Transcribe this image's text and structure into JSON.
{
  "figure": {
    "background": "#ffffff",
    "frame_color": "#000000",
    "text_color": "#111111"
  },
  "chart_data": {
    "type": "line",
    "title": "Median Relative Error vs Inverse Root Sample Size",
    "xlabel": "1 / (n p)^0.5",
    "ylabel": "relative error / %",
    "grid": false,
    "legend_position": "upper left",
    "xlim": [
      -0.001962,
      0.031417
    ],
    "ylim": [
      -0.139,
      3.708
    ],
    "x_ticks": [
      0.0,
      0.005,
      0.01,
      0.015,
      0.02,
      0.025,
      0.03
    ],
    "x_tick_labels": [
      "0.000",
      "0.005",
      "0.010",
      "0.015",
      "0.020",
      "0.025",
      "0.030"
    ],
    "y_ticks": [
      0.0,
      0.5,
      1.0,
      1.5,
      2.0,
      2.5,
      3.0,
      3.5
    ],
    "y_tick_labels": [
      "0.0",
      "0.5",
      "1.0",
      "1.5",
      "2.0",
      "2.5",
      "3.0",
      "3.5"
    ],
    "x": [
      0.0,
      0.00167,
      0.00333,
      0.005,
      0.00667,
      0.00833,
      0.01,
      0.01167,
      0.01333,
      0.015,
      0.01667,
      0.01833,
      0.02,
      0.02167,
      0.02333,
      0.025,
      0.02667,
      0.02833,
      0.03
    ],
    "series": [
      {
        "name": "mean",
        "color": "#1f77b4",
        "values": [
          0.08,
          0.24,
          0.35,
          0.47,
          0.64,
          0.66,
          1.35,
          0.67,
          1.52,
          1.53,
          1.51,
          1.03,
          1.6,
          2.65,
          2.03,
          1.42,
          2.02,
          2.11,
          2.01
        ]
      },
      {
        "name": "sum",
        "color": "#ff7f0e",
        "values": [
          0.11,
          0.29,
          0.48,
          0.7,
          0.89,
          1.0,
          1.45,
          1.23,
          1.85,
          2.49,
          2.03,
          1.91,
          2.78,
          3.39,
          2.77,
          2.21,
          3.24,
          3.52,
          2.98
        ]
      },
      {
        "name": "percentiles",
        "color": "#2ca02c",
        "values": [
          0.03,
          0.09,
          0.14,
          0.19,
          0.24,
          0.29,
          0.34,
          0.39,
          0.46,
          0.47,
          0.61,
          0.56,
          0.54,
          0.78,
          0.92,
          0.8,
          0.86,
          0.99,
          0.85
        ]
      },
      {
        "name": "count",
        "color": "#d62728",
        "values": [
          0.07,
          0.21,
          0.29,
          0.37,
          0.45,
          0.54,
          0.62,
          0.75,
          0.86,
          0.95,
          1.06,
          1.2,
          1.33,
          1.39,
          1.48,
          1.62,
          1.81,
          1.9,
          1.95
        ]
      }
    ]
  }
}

— Prompt —
Within the entries above, report how many lines include "name", and keep the answer to the number.

— Response to the exercise —
4